=== Directions for this task ===
Copy out each line of the listing that has the word "Agricultural" in it.

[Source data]
------------
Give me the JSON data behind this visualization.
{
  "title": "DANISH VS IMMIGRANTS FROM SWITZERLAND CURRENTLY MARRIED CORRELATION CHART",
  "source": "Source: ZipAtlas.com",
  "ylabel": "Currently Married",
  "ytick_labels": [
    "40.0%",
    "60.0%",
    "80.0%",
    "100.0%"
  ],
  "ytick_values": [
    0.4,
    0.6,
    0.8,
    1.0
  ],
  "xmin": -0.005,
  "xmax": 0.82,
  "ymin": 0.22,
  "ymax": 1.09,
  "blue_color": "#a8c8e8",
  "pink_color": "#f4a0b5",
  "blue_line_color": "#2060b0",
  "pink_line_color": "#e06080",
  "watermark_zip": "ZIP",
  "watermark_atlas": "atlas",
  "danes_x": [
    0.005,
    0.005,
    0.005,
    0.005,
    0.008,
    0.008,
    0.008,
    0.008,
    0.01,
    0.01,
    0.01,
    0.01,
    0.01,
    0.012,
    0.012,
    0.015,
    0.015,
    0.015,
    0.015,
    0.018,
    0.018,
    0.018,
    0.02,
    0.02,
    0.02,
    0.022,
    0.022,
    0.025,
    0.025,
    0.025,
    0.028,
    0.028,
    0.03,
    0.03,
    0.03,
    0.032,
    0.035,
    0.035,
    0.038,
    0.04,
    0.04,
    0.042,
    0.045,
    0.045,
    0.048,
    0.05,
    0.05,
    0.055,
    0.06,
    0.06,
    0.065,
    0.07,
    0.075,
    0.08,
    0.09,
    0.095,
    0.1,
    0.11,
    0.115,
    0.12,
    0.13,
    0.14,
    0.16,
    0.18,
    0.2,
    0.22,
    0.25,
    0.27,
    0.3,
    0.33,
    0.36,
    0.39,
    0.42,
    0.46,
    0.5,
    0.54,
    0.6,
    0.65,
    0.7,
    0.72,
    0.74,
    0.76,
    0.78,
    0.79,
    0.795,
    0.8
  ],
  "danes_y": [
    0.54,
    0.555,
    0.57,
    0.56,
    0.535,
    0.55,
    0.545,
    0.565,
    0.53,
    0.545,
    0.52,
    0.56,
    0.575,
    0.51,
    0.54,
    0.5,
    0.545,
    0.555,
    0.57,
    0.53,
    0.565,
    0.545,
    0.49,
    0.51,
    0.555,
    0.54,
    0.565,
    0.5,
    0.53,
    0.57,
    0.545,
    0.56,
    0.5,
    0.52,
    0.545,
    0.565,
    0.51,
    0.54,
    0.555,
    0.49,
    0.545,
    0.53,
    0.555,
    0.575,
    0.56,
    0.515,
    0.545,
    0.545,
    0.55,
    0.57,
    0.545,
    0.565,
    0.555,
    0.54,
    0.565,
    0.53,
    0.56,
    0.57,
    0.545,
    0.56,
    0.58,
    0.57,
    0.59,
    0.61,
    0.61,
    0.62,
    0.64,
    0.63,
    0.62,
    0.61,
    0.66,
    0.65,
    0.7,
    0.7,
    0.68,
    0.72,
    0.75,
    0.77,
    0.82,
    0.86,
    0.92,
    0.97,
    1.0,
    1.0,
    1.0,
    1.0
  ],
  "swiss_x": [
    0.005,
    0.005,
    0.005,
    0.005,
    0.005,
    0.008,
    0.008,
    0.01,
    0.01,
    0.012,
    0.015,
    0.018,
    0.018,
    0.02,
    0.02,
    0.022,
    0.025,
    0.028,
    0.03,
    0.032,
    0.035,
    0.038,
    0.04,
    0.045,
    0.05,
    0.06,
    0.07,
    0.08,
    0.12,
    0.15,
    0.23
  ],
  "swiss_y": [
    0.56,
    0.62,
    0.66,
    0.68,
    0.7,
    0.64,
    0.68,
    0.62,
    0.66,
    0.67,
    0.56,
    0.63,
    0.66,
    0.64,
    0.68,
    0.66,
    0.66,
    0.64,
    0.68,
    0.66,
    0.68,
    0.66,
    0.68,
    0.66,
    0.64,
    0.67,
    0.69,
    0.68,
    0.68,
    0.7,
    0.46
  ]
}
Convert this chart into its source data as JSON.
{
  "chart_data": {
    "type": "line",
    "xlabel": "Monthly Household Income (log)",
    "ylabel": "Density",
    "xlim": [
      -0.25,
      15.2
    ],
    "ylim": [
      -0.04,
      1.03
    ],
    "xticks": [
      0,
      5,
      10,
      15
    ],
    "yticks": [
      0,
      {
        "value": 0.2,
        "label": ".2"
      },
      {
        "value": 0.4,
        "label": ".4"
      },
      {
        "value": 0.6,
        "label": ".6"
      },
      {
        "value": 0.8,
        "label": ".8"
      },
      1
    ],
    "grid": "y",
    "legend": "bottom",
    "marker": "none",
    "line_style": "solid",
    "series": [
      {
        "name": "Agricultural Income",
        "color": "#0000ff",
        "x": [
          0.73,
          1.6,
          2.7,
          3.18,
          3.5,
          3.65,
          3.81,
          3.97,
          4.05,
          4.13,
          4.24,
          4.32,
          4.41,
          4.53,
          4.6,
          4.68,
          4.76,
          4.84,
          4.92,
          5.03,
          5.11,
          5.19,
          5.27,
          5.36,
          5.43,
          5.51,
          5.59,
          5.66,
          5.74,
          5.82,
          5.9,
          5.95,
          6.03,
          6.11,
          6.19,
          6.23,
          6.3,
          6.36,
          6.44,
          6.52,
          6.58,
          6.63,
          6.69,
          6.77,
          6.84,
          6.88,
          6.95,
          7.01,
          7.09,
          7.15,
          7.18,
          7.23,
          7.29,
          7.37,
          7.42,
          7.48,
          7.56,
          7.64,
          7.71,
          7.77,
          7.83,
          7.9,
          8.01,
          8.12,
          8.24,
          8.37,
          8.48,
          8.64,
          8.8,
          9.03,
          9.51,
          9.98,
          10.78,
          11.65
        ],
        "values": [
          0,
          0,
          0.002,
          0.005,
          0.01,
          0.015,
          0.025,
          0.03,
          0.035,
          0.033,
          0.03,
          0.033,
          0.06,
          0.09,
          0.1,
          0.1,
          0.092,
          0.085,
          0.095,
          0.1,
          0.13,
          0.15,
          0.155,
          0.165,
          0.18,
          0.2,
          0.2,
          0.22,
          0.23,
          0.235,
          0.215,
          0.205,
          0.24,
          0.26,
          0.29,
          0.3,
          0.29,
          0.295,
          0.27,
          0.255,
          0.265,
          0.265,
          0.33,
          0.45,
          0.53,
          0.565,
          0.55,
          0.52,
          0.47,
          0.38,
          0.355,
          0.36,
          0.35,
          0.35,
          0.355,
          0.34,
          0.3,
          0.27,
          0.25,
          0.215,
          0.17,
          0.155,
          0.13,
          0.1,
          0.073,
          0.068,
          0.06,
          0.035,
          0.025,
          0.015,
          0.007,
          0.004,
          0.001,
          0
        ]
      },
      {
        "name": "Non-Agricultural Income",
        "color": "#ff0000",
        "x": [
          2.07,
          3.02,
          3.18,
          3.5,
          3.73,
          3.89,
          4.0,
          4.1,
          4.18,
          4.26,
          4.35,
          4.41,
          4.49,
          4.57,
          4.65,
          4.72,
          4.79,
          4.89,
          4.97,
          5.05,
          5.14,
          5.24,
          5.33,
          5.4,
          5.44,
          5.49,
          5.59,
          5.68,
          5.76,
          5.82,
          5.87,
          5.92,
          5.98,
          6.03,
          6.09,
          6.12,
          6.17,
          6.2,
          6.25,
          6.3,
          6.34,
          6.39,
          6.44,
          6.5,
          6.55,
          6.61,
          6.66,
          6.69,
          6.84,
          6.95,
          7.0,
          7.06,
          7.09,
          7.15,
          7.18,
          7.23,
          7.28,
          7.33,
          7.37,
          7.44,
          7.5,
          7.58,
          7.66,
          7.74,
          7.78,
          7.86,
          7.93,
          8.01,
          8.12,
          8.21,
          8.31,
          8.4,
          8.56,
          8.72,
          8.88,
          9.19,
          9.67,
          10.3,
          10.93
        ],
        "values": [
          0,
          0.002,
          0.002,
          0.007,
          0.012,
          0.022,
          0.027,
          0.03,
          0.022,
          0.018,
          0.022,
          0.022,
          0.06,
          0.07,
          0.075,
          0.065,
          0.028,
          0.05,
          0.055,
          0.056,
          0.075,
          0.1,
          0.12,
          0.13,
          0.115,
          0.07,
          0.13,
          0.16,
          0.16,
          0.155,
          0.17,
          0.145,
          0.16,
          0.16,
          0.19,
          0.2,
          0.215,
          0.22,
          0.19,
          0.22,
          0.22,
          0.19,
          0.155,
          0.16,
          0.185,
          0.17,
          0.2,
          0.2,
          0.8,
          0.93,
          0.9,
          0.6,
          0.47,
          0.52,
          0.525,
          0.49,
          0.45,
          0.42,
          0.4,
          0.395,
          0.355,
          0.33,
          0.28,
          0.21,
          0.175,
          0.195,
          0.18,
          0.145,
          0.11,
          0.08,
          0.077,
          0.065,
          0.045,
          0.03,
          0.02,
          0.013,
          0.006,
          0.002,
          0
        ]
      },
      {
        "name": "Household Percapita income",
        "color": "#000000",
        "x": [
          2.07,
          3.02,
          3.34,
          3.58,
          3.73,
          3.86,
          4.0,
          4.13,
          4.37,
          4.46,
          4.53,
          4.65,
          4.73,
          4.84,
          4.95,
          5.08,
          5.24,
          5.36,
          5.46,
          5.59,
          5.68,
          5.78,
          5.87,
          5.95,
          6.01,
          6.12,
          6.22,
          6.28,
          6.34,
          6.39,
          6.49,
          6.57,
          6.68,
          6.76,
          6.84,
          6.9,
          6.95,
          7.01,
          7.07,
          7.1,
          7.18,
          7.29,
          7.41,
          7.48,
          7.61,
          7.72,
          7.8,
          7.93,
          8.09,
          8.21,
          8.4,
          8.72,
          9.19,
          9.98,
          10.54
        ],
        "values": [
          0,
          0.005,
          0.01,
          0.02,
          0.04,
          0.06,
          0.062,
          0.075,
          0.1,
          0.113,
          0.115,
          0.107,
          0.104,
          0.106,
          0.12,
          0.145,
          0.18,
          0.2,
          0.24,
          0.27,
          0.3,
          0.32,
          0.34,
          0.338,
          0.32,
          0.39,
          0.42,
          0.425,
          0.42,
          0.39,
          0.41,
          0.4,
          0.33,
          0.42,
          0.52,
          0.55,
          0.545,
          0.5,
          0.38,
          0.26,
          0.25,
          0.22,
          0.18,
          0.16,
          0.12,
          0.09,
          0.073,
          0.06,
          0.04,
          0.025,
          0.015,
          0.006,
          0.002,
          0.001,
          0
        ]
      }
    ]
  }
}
------------
=== Full output ===
        "name": "Agricultural Income",
        "name": "Non-Agricultural Income",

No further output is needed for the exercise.